* [Task directions]
Your answer should be a single number: the count of lines containing "marker".

──────── Records provided

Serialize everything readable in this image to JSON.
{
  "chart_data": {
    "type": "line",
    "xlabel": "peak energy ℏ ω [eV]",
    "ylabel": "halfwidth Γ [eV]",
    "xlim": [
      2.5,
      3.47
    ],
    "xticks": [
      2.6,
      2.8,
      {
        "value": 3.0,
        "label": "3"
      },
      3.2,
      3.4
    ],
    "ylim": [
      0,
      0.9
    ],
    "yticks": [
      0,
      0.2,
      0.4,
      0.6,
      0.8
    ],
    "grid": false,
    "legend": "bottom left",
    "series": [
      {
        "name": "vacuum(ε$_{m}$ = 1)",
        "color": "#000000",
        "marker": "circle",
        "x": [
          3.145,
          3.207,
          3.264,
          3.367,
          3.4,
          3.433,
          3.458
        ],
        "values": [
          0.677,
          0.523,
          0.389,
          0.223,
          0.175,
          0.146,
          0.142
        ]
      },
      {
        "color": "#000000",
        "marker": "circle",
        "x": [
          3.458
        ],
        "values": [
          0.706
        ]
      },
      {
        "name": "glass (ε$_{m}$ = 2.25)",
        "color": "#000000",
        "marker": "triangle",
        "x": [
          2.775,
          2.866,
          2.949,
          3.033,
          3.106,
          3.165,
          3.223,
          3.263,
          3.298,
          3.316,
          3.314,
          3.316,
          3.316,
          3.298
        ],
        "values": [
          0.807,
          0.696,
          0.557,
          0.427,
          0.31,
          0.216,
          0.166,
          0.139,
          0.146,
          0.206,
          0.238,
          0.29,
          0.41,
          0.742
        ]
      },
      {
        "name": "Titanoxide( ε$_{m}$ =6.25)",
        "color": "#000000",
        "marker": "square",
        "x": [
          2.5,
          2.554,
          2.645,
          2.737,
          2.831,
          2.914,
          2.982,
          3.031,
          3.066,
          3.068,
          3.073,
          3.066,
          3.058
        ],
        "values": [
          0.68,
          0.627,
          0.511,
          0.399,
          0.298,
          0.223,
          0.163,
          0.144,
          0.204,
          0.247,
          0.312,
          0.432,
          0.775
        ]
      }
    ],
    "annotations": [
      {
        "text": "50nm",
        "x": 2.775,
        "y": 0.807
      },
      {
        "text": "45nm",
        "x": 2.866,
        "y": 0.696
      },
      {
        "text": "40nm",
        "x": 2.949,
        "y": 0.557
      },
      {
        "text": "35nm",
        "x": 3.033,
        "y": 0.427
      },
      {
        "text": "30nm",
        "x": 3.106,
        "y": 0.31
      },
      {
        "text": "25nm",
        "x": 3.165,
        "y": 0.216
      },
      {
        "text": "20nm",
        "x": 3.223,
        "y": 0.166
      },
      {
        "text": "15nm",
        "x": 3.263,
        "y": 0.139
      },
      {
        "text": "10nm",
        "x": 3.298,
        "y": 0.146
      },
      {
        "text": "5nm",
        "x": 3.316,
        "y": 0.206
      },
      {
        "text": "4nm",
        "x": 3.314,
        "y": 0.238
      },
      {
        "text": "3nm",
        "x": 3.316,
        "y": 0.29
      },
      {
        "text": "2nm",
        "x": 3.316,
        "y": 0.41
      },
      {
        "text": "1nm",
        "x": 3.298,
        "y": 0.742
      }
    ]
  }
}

────────────────

* [Reply to the exercise]
4